[Extracted records]
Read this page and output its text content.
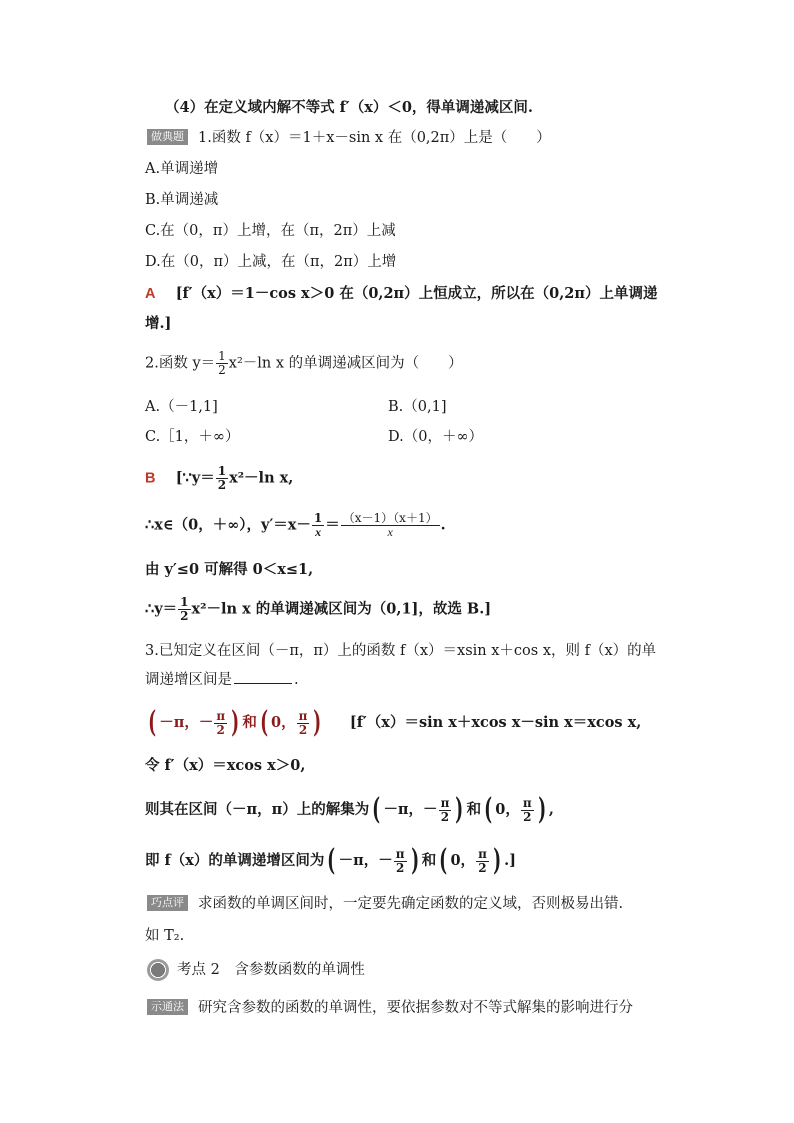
（4）在定义域内解不等式 f′（x）＜0，得单调递减区间.
做典题 1.函数 f（x）＝1＋x－sin x 在（0,2π）上是（　　）
A.单调递增
B.单调递减
C.在（0，π）上增，在（π，2π）上减
D.在（0，π）上减，在（π，2π）上增
A [f′（x）＝1－cos x＞0 在（0,2π）上恒成立，所以在（0,2π）上单调递
增.]
2.函数 $y= \frac{1}{2} x^2-\ln$ x 的单调递减区间为（　　）
A.（－1,1]	B.（0,1]
C.［1，＋∞）	D.（0，＋∞）
B [∵y＝ $\frac{1}{2} x^2-\ln$ x,
∴x∈（0，＋∞），$y'=x- \frac{1}{x} = \frac{(x-1)(x+1)}{x}$ .
由 y′≤0 可解得 0＜x≤1,
∴y＝ $\frac{1}{2} x^2-\ln$ x 的单调递减区间为（0,1]，故选 B.]
3.已知定义在区间（－π，π）上的函数 f（x）＝xsin x＋cos x，则 f（x）的单
调递增区间是	.
( －π，－ $\frac{\pi}{2}$ ) 和 ( 0， $\frac{\pi}{2}$ ) [f′（x）＝sin x＋xcos x－sin x＝xcos x,
令 f′（x）＝xcos x＞0,
则其在区间（－π，π）上的解集为 ( －π，－ $\frac{\pi}{2}$ ) 和 ( 0， $\frac{\pi}{2}$ ) ,
即 f（x）的单调递增区间为 ( －π，－ $\frac{\pi}{2}$ ) 和 ( 0， $\frac{\pi}{2}$ ) .]
巧点评 求函数的单调区间时，一定要先确定函数的定义域，否则极易出错.
如 T₂.
考点 2　含参数函数的单调性
示通法 研究含参数的函数的单调性，要依据参数对不等式解集的影响进行分
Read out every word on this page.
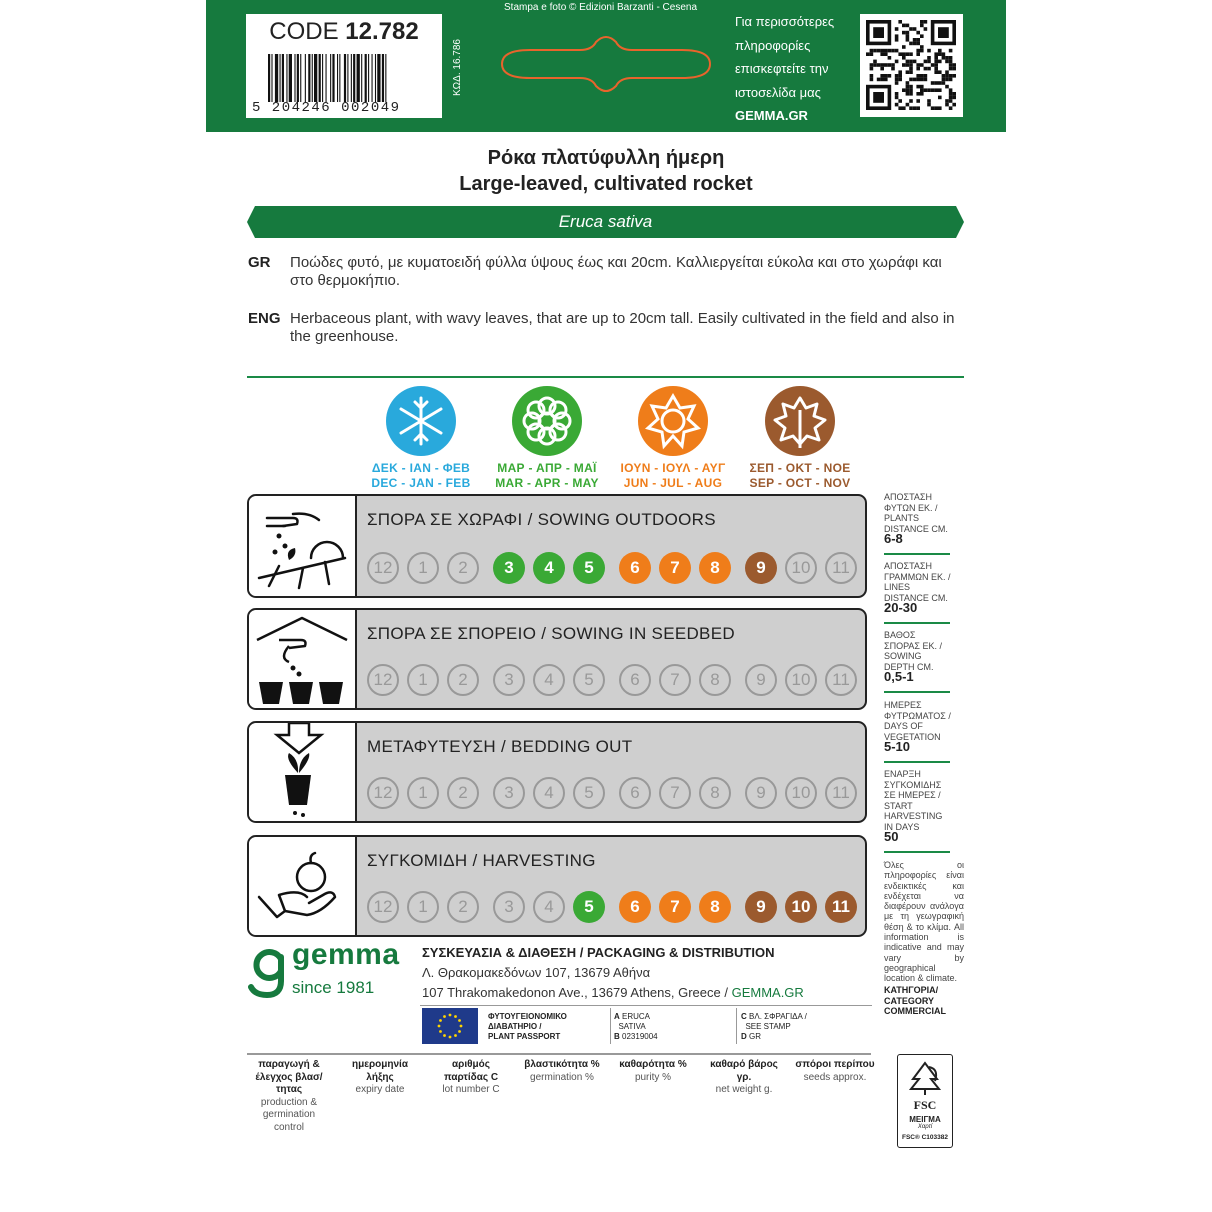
CODE 12.782
5 204246 002049
ΚΩΔ. 16.786
Stampa e foto © Edizioni Barzanti - Cesena
Για περισσότερες
πληροφορίες
επισκεφτείτε την
ιστοσελίδα μας
GEMMA.GR
Ρόκα πλατύφυλλη ήμερη
Large-leaved, cultivated rocket
Eruca sativa
GR Ποώδες φυτό, με κυματοειδή φύλλα ύψους έως και 20cm. Καλλιεργείται εύκολα και στο χωράφι και στο θερμοκήπιο.
ENG Herbaceous plant, with wavy leaves, that are up to 20cm tall. Easily cultivated in the field and also in the greenhouse.
ΔΕΚ - ΙΑΝ - ΦΕΒ
DEC - JAN - FEB
ΜΑΡ - ΑΠΡ - ΜΑΪ
MAR - APR - MAY
ΙΟΥΝ - ΙΟΥΛ - ΑΥΓ
JUN - JUL - AUG
ΣΕΠ - ΟΚΤ - ΝΟΕ
SEP - OCT - NOV
ΣΠΟΡΑ ΣΕ ΧΩΡΑΦΙ / SOWING OUTDOORS
12	1	2	3	4	5	6	7	8	9	10	11
ΣΠΟΡΑ ΣΕ ΣΠΟΡΕΙΟ / SOWING IN SEEDBED
12	1	2	3	4	5	6	7	8	9	10	11
ΜΕΤΑΦΥΤΕΥΣΗ / BEDDING OUT
12	1	2	3	4	5	6	7	8	9	10	11
ΣΥΓΚΟΜΙΔΗ / HARVESTING
12	1	2	3	4	5	6	7	8	9	10	11
ΑΠΟΣΤΑΣΗ
ΦΥΤΩΝ ΕΚ. /
PLANTS
DISTANCE CM.
6-8
ΑΠΟΣΤΑΣΗ
ΓΡΑΜΜΩΝ ΕΚ. /
LINES
DISTANCE CM.
20-30
ΒΑΘΟΣ
ΣΠΟΡΑΣ ΕΚ. /
SOWING
DEPTH CM.
0,5-1
ΗΜΕΡΕΣ
ΦΥΤΡΩΜΑΤΟΣ /
DAYS OF
VEGETATION
5-10
ΕΝΑΡΞΗ
ΣΥΓΚΟΜΙΔΗΣ
ΣΕ ΗΜΕΡΕΣ /
START
HARVESTING
IN DAYS
50
Όλες οι πληροφορίες είναι ενδεικτικές και ενδέχεται να διαφέρουν ανάλογα με τη γεωγραφική θέση & το κλίμα. All information is indicative and may vary by geographical location & climate.
ΚΑΤΗΓΟΡΙΑ/
CATEGORY
COMMERCIAL
gemma
since 1981
ΣΥΣΚΕΥΑΣΙΑ & ΔΙΑΘΕΣΗ / PACKAGING & DISTRIBUTION
Λ. Θρακομακεδόνων 107, 13679 Αθήνα
107 Thrakomakedonon Ave., 13679 Athens, Greece / GEMMA.GR
ΦΥΤΟΥΓΕΙΟΝΟΜΙΚΟ
ΔΙΑΒΑΤΗΡΙΟ /
PLANT PASSPORT
A ERUCA
SATIVA
B 02319004
C ΒΛ. ΣΦΡΑΓΙΔΑ /
SEE STAMP
D GR
παραγωγή & έλεγχος βλασ/τητας
production & germination control
ημερομηνία λήξης
expiry date
αριθμός παρτίδας C
lot number C
βλαστικότητα %
germination %
καθαρότητα %
purity %
καθαρό βάρος γρ.
net weight g.
σπόροι περίπου
seeds approx.
FSC
ΜΕΙΓΜΑ
Χαρτί
FSC® C103382
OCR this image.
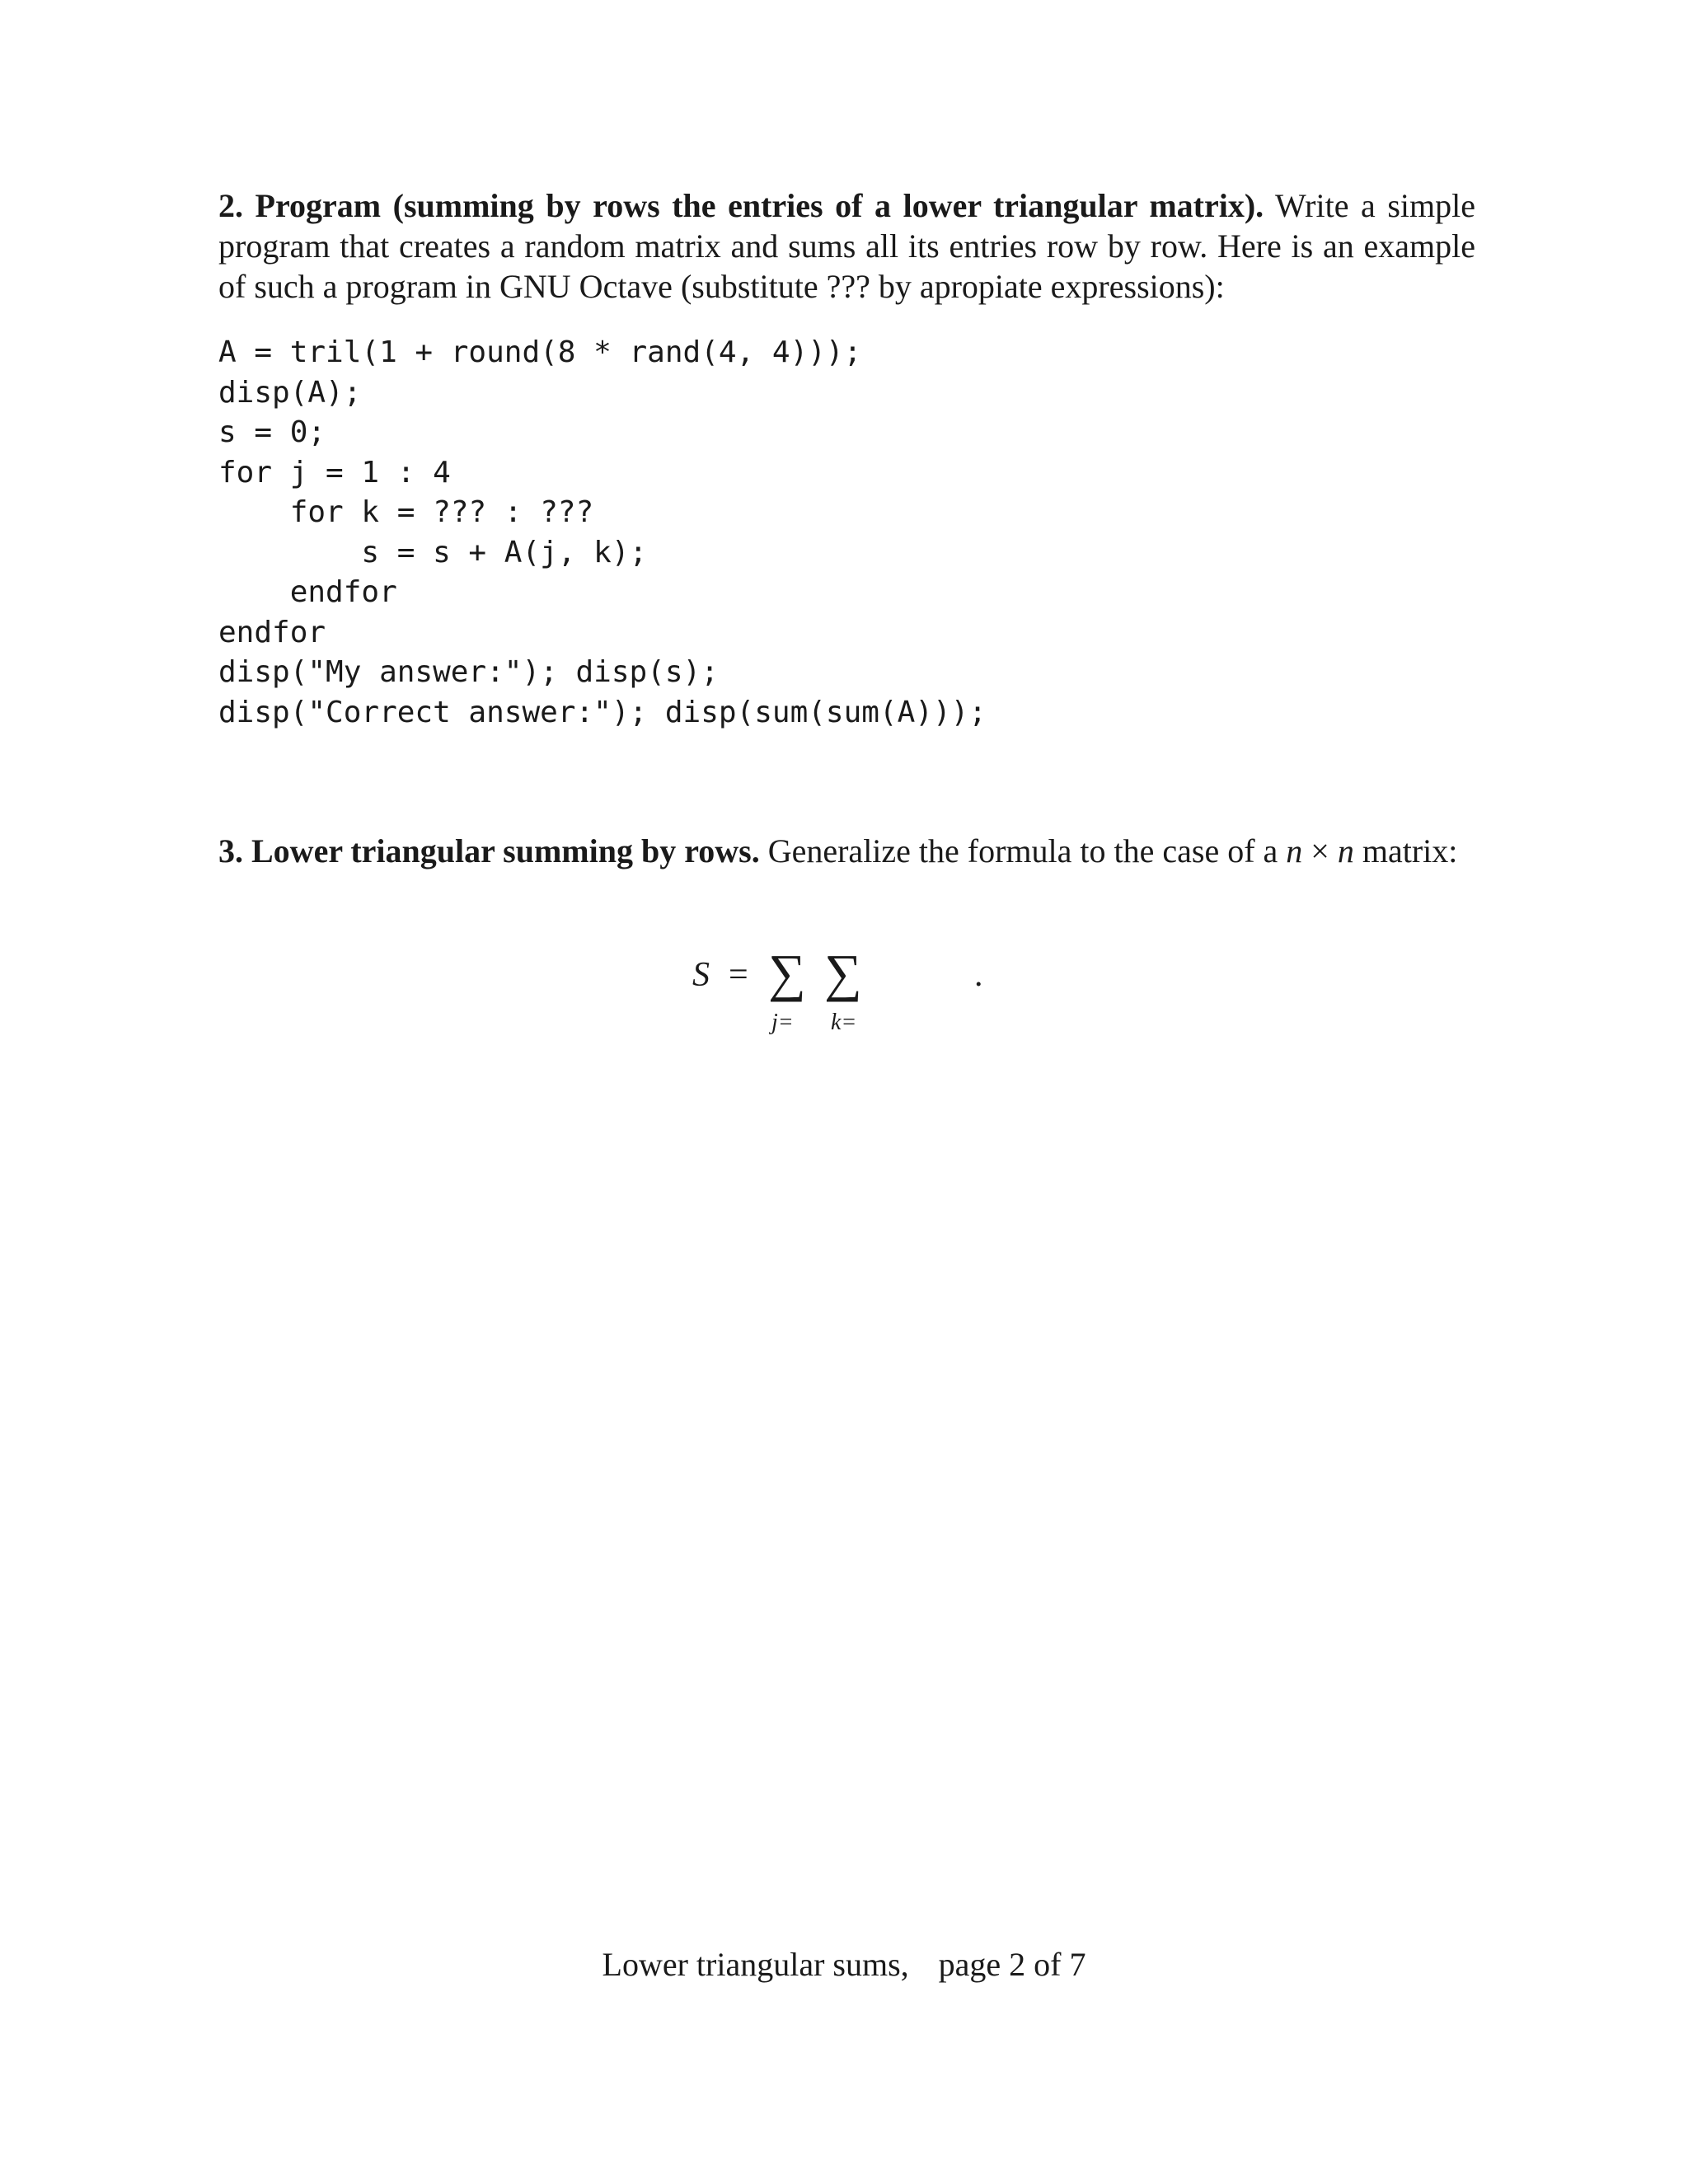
2. Program (summing by rows the entries of a lower triangular matrix). Write a simple program that creates a random matrix and sums all its entries row by row. Here is an example of such a program in GNU Octave (substitute ??? by apropiate expressions):

A = tril(1 + round(8 * rand(4, 4)));
disp(A);
s = 0;
for j = 1 : 4
for k = ??? : ???
s = s + A(j, k);
endfor
endfor
disp("My answer:"); disp(s);
disp("Correct answer:"); disp(sum(sum(A)));

3. Lower triangular summing by rows. Generalize the formula to the case of a n × n matrix:

S = ∑ ∑
j= k=
.
Lower triangular sums, page 2 of 7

DIRECTION: Reproduce all of the material exactly, apart from the pictures.

WRITTEN RESPONSE:
Read this page and output its text content.
（4）在定义域内解不等式 f′（x）＜0，得单调递减区间.
做典题 1.函数 f（x）＝1＋x－sin x 在（0,2π）上是（　　）
A.单调递增
B.单调递减
C.在（0，π）上增，在（π，2π）上减
D.在（0，π）上减，在（π，2π）上增
A [f′（x）＝1－cos x＞0 在（0,2π）上恒成立，所以在（0,2π）上单调递
增.]
2.函数 $y= \frac{1}{2} x^2-\ln$ x 的单调递减区间为（　　）
A.（－1,1]	B.（0,1]
C.［1，＋∞）	D.（0，＋∞）
B [∵y＝ $\frac{1}{2} x^2-\ln$ x,
∴x∈（0，＋∞），$y'=x- \frac{1}{x} = \frac{(x-1)(x+1)}{x}$ .
由 y′≤0 可解得 0＜x≤1,
∴y＝ $\frac{1}{2} x^2-\ln$ x 的单调递减区间为（0,1]，故选 B.]
3.已知定义在区间（－π，π）上的函数 f（x）＝xsin x＋cos x，则 f（x）的单
调递增区间是	.
( －π，－ $\frac{\pi}{2}$ ) 和 ( 0， $\frac{\pi}{2}$ ) [f′（x）＝sin x＋xcos x－sin x＝xcos x,
令 f′（x）＝xcos x＞0,
则其在区间（－π，π）上的解集为 ( －π，－ $\frac{\pi}{2}$ ) 和 ( 0， $\frac{\pi}{2}$ ) ,
即 f（x）的单调递增区间为 ( －π，－ $\frac{\pi}{2}$ ) 和 ( 0， $\frac{\pi}{2}$ ) .]
巧点评 求函数的单调区间时，一定要先确定函数的定义域，否则极易出错.
如 T₂.
考点 2　含参数函数的单调性
示通法 研究含参数的函数的单调性，要依据参数对不等式解集的影响进行分
Read out every word on this page.
CODE 12.782
5 204246 002049
ΚΩΔ. 16.786
Stampa e foto © Edizioni Barzanti - Cesena
Για περισσότερες
πληροφορίες
επισκεφτείτε την
ιστοσελίδα μας
GEMMA.GR
Ρόκα πλατύφυλλη ήμερη
Large-leaved, cultivated rocket
Eruca sativa
GR Ποώδες φυτό, με κυματοειδή φύλλα ύψους έως και 20cm. Καλλιεργείται εύκολα και στο χωράφι και στο θερμοκήπιο.
ENG Herbaceous plant, with wavy leaves, that are up to 20cm tall. Easily cultivated in the field and also in the greenhouse.
ΔΕΚ - ΙΑΝ - ΦΕΒ
DEC - JAN - FEB
ΜΑΡ - ΑΠΡ - ΜΑΪ
MAR - APR - MAY
ΙΟΥΝ - ΙΟΥΛ - ΑΥΓ
JUN - JUL - AUG
ΣΕΠ - ΟΚΤ - ΝΟΕ
SEP - OCT - NOV
ΣΠΟΡΑ ΣΕ ΧΩΡΑΦΙ / SOWING OUTDOORS
12	1	2	3	4	5	6	7	8	9	10	11
ΣΠΟΡΑ ΣΕ ΣΠΟΡΕΙΟ / SOWING IN SEEDBED
12	1	2	3	4	5	6	7	8	9	10	11
ΜΕΤΑΦΥΤΕΥΣΗ / BEDDING OUT
12	1	2	3	4	5	6	7	8	9	10	11
ΣΥΓΚΟΜΙΔΗ / HARVESTING
12	1	2	3	4	5	6	7	8	9	10	11
ΑΠΟΣΤΑΣΗ
ΦΥΤΩΝ ΕΚ. /
PLANTS
DISTANCE CM.
6-8
ΑΠΟΣΤΑΣΗ
ΓΡΑΜΜΩΝ ΕΚ. /
LINES
DISTANCE CM.
20-30
ΒΑΘΟΣ
ΣΠΟΡΑΣ ΕΚ. /
SOWING
DEPTH CM.
0,5-1
ΗΜΕΡΕΣ
ΦΥΤΡΩΜΑΤΟΣ /
DAYS OF
VEGETATION
5-10
ΕΝΑΡΞΗ
ΣΥΓΚΟΜΙΔΗΣ
ΣΕ ΗΜΕΡΕΣ /
START
HARVESTING
IN DAYS
50
Όλες οι πληροφορίες είναι ενδεικτικές και ενδέχεται να διαφέρουν ανάλογα με τη γεωγραφική θέση & το κλίμα. All information is indicative and may vary by geographical location & climate.
ΚΑΤΗΓΟΡΙΑ/
CATEGORY
COMMERCIAL
gemma
since 1981
ΣΥΣΚΕΥΑΣΙΑ & ΔΙΑΘΕΣΗ / PACKAGING & DISTRIBUTION
Λ. Θρακομακεδόνων 107, 13679 Αθήνα
107 Thrakomakedonon Ave., 13679 Athens, Greece / GEMMA.GR
ΦΥΤΟΥΓΕΙΟΝΟΜΙΚΟ
ΔΙΑΒΑΤΗΡΙΟ /
PLANT PASSPORT
A ERUCA
SATIVA
B 02319004
C ΒΛ. ΣΦΡΑΓΙΔΑ /
SEE STAMP
D GR
παραγωγή & έλεγχος βλασ/τητας
production & germination control
ημερομηνία λήξης
expiry date
αριθμός παρτίδας C
lot number C
βλαστικότητα %
germination %
καθαρότητα %
purity %
καθαρό βάρος γρ.
net weight g.
σπόροι περίπου
seeds approx.
FSC
ΜΕΙΓΜΑ
Χαρτί
FSC® C103382
OCR this image.
2. Program (summing by rows the entries of a lower triangular matrix). Write a simple program that creates a random matrix and sums all its entries row by row. Here is an example of such a program in GNU Octave (substitute ??? by apropiate expressions):

A = tril(1 + round(8 * rand(4, 4)));
disp(A);
s = 0;
for j = 1 : 4
for k = ??? : ???
s = s + A(j, k);
endfor
endfor
disp("My answer:"); disp(s);
disp("Correct answer:"); disp(sum(sum(A)));

3. Lower triangular summing by rows. Generalize the formula to the case of a n × n matrix:

S = ∑ ∑
j= k=
.
Lower triangular sums, page 2 of 7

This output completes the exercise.